OBJECTIVE:
Write each line out exactly, leaving none out.

EXTRACTED DATA:

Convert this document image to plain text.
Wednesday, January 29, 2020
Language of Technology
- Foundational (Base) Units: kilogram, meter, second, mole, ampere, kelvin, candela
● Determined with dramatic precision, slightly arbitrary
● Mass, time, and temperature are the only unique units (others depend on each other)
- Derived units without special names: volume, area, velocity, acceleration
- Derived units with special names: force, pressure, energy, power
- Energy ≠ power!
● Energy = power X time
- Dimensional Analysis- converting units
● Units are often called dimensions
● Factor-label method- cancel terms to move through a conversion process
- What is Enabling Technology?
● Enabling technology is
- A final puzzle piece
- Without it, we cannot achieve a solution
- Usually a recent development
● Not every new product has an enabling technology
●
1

EXPECTED ANSWER:
Convert this document image to plain text.
Wednesday, January 29, 2020
Language of Technology
- Foundational (Base) Units: kilogram, meter, second, mole, ampere, kelvin, candela
● Determined with dramatic precision, slightly arbitrary
● Mass, time, and temperature are the only unique units (others depend on each other)
- Derived units without special names: volume, area, velocity, acceleration
- Derived units with special names: force, pressure, energy, power
- Energy ≠ power!
● Energy = power X time
- Dimensional Analysis- converting units
● Units are often called dimensions
● Factor-label method- cancel terms to move through a conversion process
- What is Enabling Technology?
● Enabling technology is
- A final puzzle piece
- Without it, we cannot achieve a solution
- Usually a recent development
● Not every new product has an enabling technology
●
1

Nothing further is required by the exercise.